■ **REQUIRED ACTION A**: Revise the Kentucky pension article from "The Supreme Court on" through "GOP leaders said.", putting "Kentucky Supreme Court" in place of "high court".
■ **REQUIRED ACTION B**: According to the Kentucky pension article, why did fully funding the pension systems mean taking money from other state spending? Answer in one to three sentences.

For state government workers enrolled at Kentucky Retirement Systems — who have been placed in hybrid cash-balance plans since 2014 — the law would have restricted their ability to count sick leave toward retirement benefits after July 1, 2023. And a state employee who retired after Jan. 1 and returned to a state job no longer could have opened a second retirement account at KRS.

State retirees also would have lost a $5,000 death benefit, payable to a designated beneficiary.

The pension law was only part of the state’s efforts to grapple with the pension shortfall. Prodded by Bevin, the legislature agreed to fully fund the pension systems for state workers and teachers for the first time in many years in the two-year budget that it passed. However, without substantial sources of new revenue, that meant diverting hundreds of millions of dollars from education, social services, infrastructure and other state spending items.

The proposed changes in public retirement benefits were controversial enough to draw thousands of protesters to the state Capitol throughout the legislative session, many of them current or retired teachers. Lawmakers made several concessions, such as dropping a plan to reduce cost-of-living adjustments on pensions for retired teachers, who do not collect Social Security benefits in Kentucky.

Thousands of teachers gather during a rally for education funding and changes to their pension system Monday, April 2, 2018, at the state Capitol in Frankfort. aslitz@herald-leader.com Alex Slitz

The day after Bevin signed the pension bill into law, Beshear, along with the Kentucky Education Association and the Kentucky State Fraternal Order of Police, filed suit against it in Franklin Circuit Court, saying it was unconstitutional. Beshear later announced that he will run for governor next year, challenging Bevin if he wins the Democratic primary.

Franklin Circuit Judge Philip Shepherd ruled on June 20 that the legislature violated the Kentucky Constitution by approving the bill without giving it the proper number of public readings and not getting the support of a majority of all members in the House, which is required for bills that appropriate money.

“The wholesale violation of (the Constitution) is a threat to the integrity of the legislative process, and it undermines respect for the rule of law,” Shepherd wrote.

In his June ruling, Shepherd did not consider whether the law violates the state’s “inviolable contract” with teachers and other public workers, which was one of the points raised in the suit. The inviolable contract includes various state laws that protect benefits promised to public workers.

The Supreme Court on Thursday said it was not ruling on the substance of the pension changes, and unlike Shepherd, it was not delving into the question of whether the bill dealt with appropriations and had the constitutionally required majority of votes for approval.

House Republican leaders and the Republican Party of Kentucky swiftly criticized the high court for what they described as improper interference with legislative business. The last-minute act of replacing the contents of one bill far along in the legislative process with language from another is common procedure in every state legislature in the nation, the GOP leaders said.

“The chaos the Supreme Court’s overreach into the legislative branch has brought upon the legislative process will have ramifications far beyond SB 151, imperiling hundreds of bills passed using the same process and bringing a grinding halt to the ability of the General Assembly to pass compromise legislation late in the session,” state GOP chairman Mac Brown said in a statement.

Anticipating this backlash, the Supreme Court said in its opinion that one of its key responsibilities is to interpret state laws and decide whether those laws meet the demands of the Kentucky Constitution.

In this case, the court said, Section 46 of the Constitution calls for three public readings of a bill — at least, its bill number and title — before passage. With the pension bill, the readings were for “an act relating to the local provision of waste-water services,” which is not what the final bill actually was about, the court said.

“Our review of Section 46 simply follows our normal rules of constitutional construction,” the court said.

■ **RECORDS SUPPLIED**:

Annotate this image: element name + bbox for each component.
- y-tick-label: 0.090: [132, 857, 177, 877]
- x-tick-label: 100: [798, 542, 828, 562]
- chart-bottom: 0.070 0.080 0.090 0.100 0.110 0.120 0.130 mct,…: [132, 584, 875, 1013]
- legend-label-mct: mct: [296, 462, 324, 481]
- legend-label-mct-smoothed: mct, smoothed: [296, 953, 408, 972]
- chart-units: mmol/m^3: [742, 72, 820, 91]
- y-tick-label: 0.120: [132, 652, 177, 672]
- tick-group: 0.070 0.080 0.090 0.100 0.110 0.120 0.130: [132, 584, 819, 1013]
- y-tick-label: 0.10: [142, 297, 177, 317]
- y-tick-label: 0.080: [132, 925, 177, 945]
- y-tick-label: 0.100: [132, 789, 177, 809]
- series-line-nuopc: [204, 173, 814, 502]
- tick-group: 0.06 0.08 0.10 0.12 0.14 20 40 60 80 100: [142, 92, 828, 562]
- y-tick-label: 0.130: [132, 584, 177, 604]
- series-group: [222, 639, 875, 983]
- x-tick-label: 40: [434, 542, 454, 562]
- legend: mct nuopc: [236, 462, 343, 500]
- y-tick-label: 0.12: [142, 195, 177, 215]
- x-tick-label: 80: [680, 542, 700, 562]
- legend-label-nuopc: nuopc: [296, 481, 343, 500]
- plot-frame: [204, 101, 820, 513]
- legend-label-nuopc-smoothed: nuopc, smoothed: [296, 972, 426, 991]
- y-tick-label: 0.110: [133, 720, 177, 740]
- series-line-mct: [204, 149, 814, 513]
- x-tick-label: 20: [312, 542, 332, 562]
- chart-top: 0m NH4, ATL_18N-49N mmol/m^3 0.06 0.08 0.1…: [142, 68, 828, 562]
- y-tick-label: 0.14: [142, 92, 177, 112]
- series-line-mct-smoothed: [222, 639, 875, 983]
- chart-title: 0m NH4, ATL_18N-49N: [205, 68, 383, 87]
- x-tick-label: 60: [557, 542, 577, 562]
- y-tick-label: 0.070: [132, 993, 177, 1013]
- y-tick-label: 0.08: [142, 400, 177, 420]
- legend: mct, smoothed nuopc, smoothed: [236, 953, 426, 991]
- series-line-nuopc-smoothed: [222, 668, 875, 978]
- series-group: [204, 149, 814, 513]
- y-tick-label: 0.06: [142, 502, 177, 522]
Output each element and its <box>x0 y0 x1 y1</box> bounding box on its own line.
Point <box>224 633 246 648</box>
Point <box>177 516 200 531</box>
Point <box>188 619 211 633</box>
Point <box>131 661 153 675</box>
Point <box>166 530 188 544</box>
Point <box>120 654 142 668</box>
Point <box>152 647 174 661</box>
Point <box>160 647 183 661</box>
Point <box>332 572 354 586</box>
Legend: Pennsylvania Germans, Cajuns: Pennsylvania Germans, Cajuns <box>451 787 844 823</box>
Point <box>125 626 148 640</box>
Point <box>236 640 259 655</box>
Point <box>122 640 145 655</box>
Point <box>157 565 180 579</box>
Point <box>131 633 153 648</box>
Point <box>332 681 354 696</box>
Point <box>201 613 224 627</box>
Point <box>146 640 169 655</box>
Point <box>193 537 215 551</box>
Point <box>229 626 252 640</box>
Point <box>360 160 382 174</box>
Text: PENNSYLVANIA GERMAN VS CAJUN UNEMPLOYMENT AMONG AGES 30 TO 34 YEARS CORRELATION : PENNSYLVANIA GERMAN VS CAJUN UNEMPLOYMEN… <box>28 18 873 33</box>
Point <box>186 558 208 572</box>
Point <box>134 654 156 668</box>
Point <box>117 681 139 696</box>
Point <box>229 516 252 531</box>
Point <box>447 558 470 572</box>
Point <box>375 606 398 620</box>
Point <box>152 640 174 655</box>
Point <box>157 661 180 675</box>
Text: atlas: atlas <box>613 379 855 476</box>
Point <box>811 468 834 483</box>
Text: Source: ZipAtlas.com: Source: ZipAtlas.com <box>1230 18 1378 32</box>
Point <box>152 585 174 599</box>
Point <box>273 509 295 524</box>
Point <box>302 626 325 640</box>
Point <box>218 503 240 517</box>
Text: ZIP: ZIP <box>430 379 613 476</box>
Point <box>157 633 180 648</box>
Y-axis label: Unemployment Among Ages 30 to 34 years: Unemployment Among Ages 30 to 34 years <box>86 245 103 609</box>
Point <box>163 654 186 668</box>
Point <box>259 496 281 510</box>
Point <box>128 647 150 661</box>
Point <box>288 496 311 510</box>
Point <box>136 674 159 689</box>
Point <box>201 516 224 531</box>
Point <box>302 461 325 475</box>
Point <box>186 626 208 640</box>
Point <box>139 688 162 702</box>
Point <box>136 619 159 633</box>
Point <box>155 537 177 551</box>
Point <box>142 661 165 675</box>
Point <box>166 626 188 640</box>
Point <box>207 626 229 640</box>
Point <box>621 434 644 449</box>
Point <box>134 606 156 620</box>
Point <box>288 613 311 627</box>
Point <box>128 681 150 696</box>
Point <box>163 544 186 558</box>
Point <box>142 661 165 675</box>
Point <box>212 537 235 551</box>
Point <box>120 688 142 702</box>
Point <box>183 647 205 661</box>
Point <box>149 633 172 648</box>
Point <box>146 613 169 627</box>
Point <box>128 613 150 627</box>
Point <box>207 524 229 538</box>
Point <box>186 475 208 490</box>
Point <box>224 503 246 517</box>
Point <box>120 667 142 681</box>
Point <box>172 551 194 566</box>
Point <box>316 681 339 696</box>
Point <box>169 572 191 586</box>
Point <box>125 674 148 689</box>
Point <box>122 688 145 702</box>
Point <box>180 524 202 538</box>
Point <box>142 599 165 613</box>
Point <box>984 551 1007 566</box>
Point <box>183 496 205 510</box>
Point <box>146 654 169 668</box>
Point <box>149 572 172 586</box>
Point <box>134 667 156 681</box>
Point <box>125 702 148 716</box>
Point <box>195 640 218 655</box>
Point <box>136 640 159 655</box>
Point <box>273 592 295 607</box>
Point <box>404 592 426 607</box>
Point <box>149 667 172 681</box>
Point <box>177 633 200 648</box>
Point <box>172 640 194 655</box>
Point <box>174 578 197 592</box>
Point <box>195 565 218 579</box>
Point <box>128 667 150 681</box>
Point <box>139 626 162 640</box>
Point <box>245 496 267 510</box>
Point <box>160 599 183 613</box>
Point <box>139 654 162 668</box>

■ **ANSWER SPACE A**:
The Supreme Court on Thursday said it was not ruling on the substance of the pension changes, and unlike Shepherd, it was not delving into the question of whether the bill dealt with appropriations and had the constitutionally required majority of votes for approval.

House Republican leaders and the Republican Party of Kentucky swiftly criticized the Kentucky Supreme Court for what they described as improper interference with legislative business. The last-minute act of replacing the contents of one bill far along in the legislative process with language from another is common procedure in every state legislature in the nation, the GOP leaders said.

■ **ANSWER SPACE B**: The legislature had no substantial sources of new revenue. Fully funding the pension systems for state workers and teachers in the two-year budget meant diverting hundreds of millions of dollars from education, social services, infrastructure and other state spending items.